#### What this task involves:
From the entries below, tally how many lines contain "author" and report only that figure.

#### Data extract:
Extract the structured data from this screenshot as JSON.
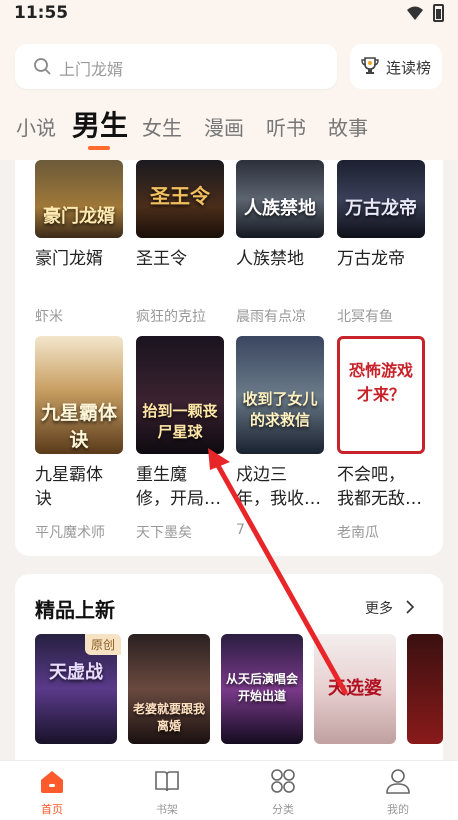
{
  "status": {
    "time": "11:55"
  },
  "search": {
    "placeholder": "上门龙婿"
  },
  "rank_button": {
    "label": "连读榜"
  },
  "tabs": [
    {
      "label": "小说"
    },
    {
      "label": "男生"
    },
    {
      "label": "女生"
    },
    {
      "label": "漫画"
    },
    {
      "label": "听书"
    },
    {
      "label": "故事"
    }
  ],
  "grid": {
    "row1": [
      {
        "title": "豪门龙婿",
        "author": "虾米",
        "cover_text": "豪门龙婿"
      },
      {
        "title": "圣王令",
        "author": "疯狂的克拉",
        "cover_text": "圣王令"
      },
      {
        "title": "人族禁地",
        "author": "晨雨有点凉",
        "cover_text": "人族禁地"
      },
      {
        "title": "万古龙帝",
        "author": "北冥有鱼",
        "cover_text": "万古龙帝"
      }
    ],
    "row2": [
      {
        "title_line1": "九星霸体",
        "title_line2": "诀",
        "author": "平凡魔术师",
        "cover_text": "九星霸体诀"
      },
      {
        "title_line1": "重生魔",
        "title_line2": "修，开局…",
        "author": "天下墨矣",
        "cover_text": "抬到一颗丧尸星球"
      },
      {
        "title_line1": "戍边三",
        "title_line2": "年，我收…",
        "author": "7",
        "cover_text": "收到了女儿的求救信"
      },
      {
        "title_line1": "不会吧，",
        "title_line2": "我都无敌…",
        "author": "老南瓜",
        "cover_text": "恐怖游戏才来？"
      }
    ]
  },
  "new_section": {
    "title": "精品上新",
    "more": "更多",
    "badge": "原创",
    "covers": [
      {
        "text": "天虚战"
      },
      {
        "text": "老婆就要跟我离婚"
      },
      {
        "text": "从天后演唱会开始出道"
      },
      {
        "text": "天选婆"
      }
    ]
  },
  "nav": [
    {
      "label": "首页"
    },
    {
      "label": "书架"
    },
    {
      "label": "分类"
    },
    {
      "label": "我的"
    }
  ],
  "colors": {
    "accent": "#ff5a2b",
    "bg": "#f5f1ee",
    "annotation": "#e8262a"
  }
}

#### Written answer:
8